#### WHAT THE TASK ASKS:
Bring together all lines of the material below that contain the string "text".

:::

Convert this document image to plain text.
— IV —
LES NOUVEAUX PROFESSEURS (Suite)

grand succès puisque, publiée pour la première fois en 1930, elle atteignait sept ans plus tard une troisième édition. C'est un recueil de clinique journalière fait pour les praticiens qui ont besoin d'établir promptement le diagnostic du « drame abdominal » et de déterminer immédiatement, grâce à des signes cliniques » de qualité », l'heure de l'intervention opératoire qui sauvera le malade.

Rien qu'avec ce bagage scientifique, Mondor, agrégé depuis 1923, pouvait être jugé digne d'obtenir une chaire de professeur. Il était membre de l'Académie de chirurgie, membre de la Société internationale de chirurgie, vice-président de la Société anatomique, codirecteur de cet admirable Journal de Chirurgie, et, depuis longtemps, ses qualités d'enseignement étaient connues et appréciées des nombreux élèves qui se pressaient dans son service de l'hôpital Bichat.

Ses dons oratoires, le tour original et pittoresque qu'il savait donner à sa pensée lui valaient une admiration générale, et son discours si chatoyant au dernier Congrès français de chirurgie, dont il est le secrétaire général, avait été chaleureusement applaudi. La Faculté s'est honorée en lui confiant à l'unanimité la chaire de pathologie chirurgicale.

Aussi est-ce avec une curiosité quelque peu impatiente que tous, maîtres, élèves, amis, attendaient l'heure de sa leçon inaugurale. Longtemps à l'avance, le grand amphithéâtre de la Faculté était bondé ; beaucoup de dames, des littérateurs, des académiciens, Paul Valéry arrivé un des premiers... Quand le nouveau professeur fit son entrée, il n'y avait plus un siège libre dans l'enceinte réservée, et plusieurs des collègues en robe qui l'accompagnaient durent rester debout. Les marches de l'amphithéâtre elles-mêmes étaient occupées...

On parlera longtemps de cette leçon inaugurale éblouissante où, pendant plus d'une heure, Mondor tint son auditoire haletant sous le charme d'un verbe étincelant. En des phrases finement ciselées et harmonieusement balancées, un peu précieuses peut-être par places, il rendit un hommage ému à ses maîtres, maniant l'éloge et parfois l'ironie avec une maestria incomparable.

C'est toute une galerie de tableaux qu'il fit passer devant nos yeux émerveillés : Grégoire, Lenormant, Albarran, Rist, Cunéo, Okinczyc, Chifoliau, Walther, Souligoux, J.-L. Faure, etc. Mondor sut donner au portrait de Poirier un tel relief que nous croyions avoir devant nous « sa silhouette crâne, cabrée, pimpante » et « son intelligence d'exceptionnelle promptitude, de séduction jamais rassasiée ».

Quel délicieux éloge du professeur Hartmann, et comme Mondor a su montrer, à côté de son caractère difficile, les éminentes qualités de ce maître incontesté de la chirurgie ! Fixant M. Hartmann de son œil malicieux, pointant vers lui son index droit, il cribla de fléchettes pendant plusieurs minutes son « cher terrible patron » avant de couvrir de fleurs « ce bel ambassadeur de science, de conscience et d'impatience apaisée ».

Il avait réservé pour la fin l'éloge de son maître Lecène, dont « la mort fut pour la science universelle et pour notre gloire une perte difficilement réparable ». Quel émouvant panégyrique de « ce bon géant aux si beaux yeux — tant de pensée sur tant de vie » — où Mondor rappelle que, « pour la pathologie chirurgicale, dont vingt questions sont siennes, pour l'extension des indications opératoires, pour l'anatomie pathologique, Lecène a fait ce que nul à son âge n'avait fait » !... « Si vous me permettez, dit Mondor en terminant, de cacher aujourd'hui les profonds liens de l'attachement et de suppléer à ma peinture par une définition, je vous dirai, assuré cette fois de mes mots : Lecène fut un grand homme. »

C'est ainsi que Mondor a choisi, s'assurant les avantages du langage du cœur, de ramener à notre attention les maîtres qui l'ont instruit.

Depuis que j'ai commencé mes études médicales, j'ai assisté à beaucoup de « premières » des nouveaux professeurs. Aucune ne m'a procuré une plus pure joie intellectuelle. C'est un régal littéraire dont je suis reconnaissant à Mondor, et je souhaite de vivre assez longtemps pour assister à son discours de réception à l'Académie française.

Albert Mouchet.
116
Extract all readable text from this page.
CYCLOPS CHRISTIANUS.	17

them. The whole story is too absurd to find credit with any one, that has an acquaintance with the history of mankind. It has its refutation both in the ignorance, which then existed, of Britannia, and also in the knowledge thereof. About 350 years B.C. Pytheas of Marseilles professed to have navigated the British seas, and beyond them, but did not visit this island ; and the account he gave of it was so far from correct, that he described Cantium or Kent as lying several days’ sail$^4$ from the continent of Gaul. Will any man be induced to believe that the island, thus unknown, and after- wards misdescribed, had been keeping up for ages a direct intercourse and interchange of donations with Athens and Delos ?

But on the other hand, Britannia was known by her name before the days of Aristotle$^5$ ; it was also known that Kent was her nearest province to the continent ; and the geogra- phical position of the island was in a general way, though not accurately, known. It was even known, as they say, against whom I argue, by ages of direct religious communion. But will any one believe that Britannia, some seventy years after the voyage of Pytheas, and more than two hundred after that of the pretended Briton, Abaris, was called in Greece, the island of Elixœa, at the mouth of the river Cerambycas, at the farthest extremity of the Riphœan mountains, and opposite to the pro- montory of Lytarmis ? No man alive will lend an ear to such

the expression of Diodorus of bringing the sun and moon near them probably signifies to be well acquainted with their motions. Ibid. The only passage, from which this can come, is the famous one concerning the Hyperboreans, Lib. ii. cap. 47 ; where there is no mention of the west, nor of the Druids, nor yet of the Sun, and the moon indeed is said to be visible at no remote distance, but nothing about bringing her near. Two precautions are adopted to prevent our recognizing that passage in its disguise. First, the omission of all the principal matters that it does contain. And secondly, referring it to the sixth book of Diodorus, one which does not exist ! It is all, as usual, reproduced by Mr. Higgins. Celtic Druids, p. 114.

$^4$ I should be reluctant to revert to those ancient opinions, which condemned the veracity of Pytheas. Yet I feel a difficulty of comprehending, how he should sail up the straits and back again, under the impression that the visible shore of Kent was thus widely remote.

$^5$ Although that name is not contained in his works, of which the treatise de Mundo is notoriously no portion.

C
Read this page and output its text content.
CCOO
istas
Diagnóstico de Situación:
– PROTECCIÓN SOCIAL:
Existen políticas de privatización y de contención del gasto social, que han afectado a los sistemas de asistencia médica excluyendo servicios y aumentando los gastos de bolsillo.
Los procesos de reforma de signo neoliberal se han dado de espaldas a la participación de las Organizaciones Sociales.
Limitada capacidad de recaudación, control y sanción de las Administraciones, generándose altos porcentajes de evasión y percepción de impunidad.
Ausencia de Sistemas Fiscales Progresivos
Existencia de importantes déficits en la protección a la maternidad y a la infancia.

:::

#### TASK SOLUTION:
Convert this document image to plain text.
Extract all readable text from this page.
Read this page and output its text content.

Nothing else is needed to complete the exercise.